Excerpt provided
◇ ◇ ◇

I can't help but feel I'm missing out on something much, much better.  I am really angry about the fact the job centre had me booked in for a one-on-one careers advisor session - specifically designed for 'professionals' and people with degrees who find themselves unemployed - on Friday gone but I had to cancel it as I had started this new job by then.  It might have been useless, but I really didn't feel like it was going to be useless.

I hate being unemployed, largely because there is nothing to do and nowhere to go because you don't have the money to do it.  But how is trading Brighton and all my friends therein - a place I love with a job I hate, for a place I hate and a job I hate? I explicitly weighed up no money to save for PhD/great city/terrible job against good job/money to save for PhD/terrible place to live/no amazing friends.  I feel short changed.  

And I don't like feeling short changed, so I need to act.  I'm just not sure whether quitting is the right course of action or whether I should stick it out and then quit say, in the new year claiming my reason for leaving on future application forms as being because I wanted to get office experience and stayed only until I had.  The latter is the obvious, hedging-your-bets choice, but no part of this move was supposed to be hedging my bets, it was meant to be bold and daring, and it was meant to be the shock my working life needed to get it on a decent track.

At the end of the day, I don't want to be rich - I want to be happy in the way I spend my days.  And yes, money is an excellent facilitator; house, garden, holidays, food, books, PhD; but that is all I want or need it to be.  Yes, I want to work.  But I want to enjoy my work.  And I want to feel like I am doing something appropriate to my needs; which are, quite simply, to be engaged by my work. 

Either way, I need to make a decision.  I haven't slept since, well, since I started really.  No more than 5 hours a night.  Feel like the living dead.
askygoneonfire: if you lived here, you'd be home by now (November the 15th)
 In 26 days I will be 26. Struggling to have any positive feelings about this.

Today I visited the job centre to transfer my claim from the Brighton office. As with the previous visit the advisor was rude and...stupid.  He mocked my signature for looking silly (I know, wut?) and kept laughing at the course title of my Masters (Sexual Dissidence in Literature and Culture) before needing convincing that yes, that is what it says on my degree.  He snorted once more and said "I won't write that on your file" and simply typed 'M.A.'

I spent the afternoon with my brothers, which was lovely.  Although we all had a bit of a weird psychic moment where brother 2 and I left his flat to surprise brother 1 with a visit - 1 didn't know I was even going to be in town today - we arrived to 1's flat but he wasn't in.  So we nipped into the nearby Asda and received a call from 2's partner who was still at their flat.  1 had just arrived.  This means that we both left our respective departure points at the same time, having not planned to meet or visit and all three of us deciding on the spur of the moment to visit at that exact time.  Weirdness.

◇ ◇ ◇

[Document understanding data]
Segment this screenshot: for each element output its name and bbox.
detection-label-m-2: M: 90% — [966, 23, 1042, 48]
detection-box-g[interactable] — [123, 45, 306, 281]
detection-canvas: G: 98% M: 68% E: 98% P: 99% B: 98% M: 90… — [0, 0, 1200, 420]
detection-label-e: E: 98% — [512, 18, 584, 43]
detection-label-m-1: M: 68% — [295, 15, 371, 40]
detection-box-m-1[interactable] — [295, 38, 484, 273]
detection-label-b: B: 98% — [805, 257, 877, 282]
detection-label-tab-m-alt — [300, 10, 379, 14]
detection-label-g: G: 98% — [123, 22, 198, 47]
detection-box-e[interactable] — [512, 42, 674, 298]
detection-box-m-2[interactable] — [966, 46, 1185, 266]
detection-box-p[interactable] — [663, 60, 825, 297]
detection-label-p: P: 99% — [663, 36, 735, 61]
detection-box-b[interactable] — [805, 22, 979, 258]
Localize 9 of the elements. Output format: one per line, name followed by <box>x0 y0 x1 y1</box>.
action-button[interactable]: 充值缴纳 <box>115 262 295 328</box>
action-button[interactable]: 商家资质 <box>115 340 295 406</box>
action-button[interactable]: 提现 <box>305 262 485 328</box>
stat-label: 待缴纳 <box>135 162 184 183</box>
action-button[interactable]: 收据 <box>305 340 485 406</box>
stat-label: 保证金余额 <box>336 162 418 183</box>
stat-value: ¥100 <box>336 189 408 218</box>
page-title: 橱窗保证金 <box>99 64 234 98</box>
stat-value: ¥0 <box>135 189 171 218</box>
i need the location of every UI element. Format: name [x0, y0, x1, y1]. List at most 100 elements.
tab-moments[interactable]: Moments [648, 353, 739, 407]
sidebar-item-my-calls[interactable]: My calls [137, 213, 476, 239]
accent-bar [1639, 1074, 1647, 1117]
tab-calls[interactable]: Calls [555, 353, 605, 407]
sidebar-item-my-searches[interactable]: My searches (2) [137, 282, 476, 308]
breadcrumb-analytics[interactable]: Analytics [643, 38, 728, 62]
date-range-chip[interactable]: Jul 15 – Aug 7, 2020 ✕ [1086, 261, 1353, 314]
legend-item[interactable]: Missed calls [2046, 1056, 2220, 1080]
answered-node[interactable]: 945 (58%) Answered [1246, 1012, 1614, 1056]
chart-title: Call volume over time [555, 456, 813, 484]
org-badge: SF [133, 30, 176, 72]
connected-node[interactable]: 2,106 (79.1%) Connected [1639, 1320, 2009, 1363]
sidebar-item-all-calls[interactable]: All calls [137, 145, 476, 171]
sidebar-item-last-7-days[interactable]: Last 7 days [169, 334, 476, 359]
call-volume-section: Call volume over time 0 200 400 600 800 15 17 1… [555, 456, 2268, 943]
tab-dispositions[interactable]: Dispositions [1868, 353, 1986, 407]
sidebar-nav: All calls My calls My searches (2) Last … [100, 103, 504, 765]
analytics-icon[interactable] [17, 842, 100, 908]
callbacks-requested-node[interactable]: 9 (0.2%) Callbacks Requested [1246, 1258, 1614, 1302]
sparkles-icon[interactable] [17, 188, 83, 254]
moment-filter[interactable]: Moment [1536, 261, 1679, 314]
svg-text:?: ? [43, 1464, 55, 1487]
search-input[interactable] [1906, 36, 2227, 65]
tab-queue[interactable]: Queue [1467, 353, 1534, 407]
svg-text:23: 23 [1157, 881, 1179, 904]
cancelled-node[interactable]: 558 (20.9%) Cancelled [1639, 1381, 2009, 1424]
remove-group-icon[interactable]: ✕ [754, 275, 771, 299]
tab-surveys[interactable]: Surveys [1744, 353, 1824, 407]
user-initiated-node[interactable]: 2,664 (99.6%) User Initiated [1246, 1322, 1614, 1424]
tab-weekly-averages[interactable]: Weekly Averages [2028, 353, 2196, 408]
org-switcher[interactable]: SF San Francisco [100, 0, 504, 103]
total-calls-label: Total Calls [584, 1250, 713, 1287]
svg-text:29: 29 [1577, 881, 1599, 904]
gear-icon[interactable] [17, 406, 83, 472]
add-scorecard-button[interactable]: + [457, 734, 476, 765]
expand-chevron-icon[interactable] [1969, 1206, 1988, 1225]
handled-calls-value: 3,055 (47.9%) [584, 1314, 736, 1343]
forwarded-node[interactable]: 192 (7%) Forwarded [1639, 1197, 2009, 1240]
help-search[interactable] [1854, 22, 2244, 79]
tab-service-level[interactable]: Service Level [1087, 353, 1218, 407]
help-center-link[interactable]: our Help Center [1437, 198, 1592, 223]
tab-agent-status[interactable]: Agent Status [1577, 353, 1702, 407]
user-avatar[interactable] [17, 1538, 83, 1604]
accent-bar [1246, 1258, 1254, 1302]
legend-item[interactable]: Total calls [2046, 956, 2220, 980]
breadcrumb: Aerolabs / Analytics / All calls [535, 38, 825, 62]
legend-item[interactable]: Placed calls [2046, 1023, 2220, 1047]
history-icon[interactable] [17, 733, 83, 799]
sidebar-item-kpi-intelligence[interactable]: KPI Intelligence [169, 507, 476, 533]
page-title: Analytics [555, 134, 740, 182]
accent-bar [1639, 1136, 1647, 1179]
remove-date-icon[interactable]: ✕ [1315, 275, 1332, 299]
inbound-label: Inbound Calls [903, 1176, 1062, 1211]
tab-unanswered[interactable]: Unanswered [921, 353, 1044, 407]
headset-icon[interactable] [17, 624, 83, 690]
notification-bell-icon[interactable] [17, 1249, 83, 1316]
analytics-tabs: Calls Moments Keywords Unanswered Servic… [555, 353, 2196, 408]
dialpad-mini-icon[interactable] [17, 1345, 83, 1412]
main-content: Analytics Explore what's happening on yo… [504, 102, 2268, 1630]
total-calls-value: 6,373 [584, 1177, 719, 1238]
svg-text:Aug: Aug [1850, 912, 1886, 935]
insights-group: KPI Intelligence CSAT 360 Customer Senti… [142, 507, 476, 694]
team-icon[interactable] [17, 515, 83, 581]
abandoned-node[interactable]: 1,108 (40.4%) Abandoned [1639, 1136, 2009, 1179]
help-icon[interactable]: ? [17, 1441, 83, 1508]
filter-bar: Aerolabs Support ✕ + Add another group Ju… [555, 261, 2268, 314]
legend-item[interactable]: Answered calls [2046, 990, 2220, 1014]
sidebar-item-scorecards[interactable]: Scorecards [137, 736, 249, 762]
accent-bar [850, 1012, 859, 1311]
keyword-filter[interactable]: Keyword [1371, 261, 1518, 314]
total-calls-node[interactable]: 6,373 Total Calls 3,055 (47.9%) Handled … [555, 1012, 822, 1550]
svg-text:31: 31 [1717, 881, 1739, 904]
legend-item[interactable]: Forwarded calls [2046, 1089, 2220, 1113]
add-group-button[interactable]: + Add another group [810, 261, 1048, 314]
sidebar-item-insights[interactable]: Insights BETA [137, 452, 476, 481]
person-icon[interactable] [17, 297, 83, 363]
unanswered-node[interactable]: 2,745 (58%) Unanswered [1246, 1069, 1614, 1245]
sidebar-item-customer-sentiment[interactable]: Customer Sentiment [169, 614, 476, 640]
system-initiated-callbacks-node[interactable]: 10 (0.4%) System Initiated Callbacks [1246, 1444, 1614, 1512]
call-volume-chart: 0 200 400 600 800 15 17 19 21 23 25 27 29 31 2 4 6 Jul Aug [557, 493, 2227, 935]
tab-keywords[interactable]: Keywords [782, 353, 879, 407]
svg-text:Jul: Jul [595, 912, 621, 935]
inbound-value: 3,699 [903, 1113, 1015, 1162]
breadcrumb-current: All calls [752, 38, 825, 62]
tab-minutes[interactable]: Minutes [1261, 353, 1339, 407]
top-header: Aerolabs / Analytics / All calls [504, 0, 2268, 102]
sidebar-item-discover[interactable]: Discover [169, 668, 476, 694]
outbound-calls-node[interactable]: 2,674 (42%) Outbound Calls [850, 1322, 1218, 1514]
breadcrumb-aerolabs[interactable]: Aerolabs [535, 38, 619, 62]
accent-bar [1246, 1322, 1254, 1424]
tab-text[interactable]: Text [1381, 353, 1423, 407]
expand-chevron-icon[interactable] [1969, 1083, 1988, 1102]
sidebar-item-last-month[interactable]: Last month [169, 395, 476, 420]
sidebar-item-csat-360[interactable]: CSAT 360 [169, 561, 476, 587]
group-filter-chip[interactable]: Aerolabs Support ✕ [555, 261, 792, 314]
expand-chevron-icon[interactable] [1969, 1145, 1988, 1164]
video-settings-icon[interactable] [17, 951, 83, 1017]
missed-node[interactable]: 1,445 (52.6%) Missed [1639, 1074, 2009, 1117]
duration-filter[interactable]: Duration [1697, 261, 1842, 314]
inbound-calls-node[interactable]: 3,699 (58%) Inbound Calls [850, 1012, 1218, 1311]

◇ ◇ ◇

Assigned task A
Summarize the blog excerpt in two sentences.
Assigned task B
Extend the blog excerpt past its final sentence.
None of these items are needed for the tasks.

Answer area A
The writer has traded Brighton and its friends for a place and a job they hate, feels short changed, is torn between quitting now or staying until the new year, and sleeps no more than five hours a night. In a later entry, the writer describes a rude job centre advisor who mocked their signature and their Masters title, followed by an afternoon with two brothers in which all three set off to visit one another at the same moment without planning to.

Answer area B
I got home to my parent's house and my Mum tells me that the school at which she works, the same place I had an interview the other week, want me to work there in some sort of admin role.  Apparently it pays better than the one I interviewed for and I won't have to interview again.  So obviously I'll take it if they offer it to me - don't look a gift horse and all that.  

I was planning on going to the cinema with brother 2 tomorrow for Orange Wednesday to see Salt.  We were going to go to a matinee because it's cheaper and he needs to get home at a reasonable hour to go to bed as his schizophrenia medication makes him sleep for at least 12 hours and he's at work at 7am the following morning.  ANYWAY, I'd be leaving at 1:15pm for the cinema, not unreasonable that I won't be constantly in the house between 8:30am and 4pm, surely? My parents believe I'm being reckless with a solid job offer and I should arrange to stay in ALL DAY.  This is particularly stupid given my Mum could just say to the recruiting woman tomorrow morning "oh, she's only in until 1pm as she has to go to the job centre" or just "go out".  Not unreasonable, right?  Parents continued repeating same thing.

Eventually I packed up my stuff and went upstairs to my room, once again - I've spent a significant portion (if not all) of 5 of the 6 evenings I have been living here for, in my room (and the sixth night was spent at a friends house).  I may as well have got a bedsit and stayed in Brighton.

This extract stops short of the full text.